■ **Directive**
Identify, in the records below, every line where the string "انعكست" appears, and copy each such line.

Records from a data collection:
──────

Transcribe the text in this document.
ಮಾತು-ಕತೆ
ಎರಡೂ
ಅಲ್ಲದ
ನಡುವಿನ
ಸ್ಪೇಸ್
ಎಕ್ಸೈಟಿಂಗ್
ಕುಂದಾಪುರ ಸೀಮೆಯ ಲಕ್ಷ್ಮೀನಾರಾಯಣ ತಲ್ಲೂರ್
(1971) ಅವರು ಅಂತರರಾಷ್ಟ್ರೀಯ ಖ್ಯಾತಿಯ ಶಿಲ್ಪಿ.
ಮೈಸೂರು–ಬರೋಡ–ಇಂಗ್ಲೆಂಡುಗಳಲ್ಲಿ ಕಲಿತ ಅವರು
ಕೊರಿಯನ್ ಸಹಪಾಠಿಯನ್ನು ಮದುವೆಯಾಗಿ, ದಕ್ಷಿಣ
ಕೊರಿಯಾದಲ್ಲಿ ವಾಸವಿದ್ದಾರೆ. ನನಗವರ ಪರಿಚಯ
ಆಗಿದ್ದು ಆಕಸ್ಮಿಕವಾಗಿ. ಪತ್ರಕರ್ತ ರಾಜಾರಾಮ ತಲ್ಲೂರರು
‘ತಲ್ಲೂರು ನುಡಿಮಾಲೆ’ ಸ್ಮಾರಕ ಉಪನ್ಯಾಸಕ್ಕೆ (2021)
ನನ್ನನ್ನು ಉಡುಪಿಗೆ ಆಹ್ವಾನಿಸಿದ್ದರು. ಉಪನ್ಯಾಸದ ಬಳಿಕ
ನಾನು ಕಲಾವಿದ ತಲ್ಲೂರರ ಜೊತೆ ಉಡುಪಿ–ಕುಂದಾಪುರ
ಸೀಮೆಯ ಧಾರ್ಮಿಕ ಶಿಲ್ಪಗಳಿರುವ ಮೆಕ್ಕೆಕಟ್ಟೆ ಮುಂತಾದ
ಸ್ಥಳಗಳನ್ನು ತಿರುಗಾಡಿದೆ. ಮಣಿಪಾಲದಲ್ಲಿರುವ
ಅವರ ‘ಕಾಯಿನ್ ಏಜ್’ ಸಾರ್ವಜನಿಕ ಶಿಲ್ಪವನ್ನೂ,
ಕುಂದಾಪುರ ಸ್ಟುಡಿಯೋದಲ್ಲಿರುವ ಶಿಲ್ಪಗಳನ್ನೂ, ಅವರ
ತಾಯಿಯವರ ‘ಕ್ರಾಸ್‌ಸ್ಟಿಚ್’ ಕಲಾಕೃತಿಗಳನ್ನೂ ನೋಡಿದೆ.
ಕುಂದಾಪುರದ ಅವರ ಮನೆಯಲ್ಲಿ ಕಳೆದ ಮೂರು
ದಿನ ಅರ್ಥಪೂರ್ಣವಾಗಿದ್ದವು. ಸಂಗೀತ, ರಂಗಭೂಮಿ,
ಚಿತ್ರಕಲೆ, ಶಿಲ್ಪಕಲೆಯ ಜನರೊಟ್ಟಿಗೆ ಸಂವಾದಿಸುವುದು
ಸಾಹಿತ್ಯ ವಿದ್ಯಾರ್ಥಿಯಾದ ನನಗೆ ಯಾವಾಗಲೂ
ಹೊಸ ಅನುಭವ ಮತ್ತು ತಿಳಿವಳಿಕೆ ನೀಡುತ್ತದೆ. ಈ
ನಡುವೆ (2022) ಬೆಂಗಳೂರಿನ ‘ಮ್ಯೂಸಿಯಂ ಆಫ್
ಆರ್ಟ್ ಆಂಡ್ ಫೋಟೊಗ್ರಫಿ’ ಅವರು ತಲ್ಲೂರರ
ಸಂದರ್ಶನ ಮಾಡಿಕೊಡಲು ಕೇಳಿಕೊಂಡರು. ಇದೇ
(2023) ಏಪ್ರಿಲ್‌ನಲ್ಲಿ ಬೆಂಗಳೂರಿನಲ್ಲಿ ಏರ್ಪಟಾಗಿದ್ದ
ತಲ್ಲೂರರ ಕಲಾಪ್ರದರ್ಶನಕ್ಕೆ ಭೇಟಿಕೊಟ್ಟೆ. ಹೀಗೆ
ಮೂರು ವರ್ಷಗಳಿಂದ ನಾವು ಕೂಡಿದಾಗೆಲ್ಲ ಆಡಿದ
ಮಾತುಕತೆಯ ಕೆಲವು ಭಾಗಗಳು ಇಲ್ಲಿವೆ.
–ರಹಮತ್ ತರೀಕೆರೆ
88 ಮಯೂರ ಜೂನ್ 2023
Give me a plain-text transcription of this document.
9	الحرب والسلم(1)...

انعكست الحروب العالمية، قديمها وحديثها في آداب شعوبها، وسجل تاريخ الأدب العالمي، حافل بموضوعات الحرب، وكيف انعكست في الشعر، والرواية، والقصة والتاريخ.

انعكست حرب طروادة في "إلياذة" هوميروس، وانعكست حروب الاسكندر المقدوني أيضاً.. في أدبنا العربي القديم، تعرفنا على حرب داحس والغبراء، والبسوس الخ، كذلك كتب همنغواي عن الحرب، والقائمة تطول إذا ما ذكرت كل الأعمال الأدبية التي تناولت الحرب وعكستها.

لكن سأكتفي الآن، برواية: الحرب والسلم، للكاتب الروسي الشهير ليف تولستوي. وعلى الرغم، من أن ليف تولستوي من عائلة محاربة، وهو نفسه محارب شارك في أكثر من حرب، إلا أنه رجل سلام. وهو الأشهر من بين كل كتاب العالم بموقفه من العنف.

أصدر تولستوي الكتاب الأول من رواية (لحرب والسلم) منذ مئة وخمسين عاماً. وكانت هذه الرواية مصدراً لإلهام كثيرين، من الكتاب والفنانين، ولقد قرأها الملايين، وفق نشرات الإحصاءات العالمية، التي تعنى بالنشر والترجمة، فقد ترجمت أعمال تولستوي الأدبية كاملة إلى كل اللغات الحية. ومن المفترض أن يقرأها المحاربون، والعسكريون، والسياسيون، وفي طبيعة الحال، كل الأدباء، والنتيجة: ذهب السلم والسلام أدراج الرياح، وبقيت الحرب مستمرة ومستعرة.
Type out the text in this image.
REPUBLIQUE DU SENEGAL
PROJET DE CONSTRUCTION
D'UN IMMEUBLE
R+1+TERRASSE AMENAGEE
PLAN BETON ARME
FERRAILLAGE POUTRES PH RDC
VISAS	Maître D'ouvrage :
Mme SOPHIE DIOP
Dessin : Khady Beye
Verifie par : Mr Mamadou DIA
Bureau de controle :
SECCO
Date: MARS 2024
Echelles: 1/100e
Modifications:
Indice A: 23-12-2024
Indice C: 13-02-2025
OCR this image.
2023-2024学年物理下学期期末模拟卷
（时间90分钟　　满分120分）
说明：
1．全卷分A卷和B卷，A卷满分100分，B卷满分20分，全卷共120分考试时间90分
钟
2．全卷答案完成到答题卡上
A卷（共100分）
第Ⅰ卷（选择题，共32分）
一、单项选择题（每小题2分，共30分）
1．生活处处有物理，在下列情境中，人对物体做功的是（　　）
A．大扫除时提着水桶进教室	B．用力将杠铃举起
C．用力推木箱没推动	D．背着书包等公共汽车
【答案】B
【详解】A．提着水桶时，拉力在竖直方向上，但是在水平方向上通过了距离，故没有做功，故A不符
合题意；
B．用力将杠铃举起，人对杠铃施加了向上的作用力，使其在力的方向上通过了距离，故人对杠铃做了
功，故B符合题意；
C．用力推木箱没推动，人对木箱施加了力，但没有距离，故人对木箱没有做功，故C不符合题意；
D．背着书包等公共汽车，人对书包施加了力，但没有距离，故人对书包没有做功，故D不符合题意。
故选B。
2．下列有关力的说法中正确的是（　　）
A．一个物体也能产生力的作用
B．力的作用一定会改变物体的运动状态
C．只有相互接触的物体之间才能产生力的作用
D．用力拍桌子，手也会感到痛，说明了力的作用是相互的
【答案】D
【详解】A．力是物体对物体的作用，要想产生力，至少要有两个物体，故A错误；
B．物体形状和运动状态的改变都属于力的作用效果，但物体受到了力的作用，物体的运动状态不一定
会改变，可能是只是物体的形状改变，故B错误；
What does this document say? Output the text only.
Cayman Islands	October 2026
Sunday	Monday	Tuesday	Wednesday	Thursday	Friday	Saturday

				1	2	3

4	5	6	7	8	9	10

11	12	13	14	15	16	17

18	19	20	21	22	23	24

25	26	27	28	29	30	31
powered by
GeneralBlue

──────

■ **Task solution**
انعكست الحروب العالمية، قديمها وحديثها في آداب شعوبها، وسجل تاريخ الأدب العالمي، حافل بموضوعات الحرب، وكيف انعكست في الشعر، والرواية، والقصة والتاريخ.
انعكست حرب طروادة في "إلياذة" هوميروس، وانعكست حروب الاسكندر المقدوني أيضاً.. في أدبنا العربي القديم، تعرفنا على حرب داحس والغبراء، والبسوس الخ، كذلك كتب همنغواي عن الحرب، والقائمة تطول إذا ما ذكرت كل الأعمال الأدبية التي تناولت الحرب وعكستها.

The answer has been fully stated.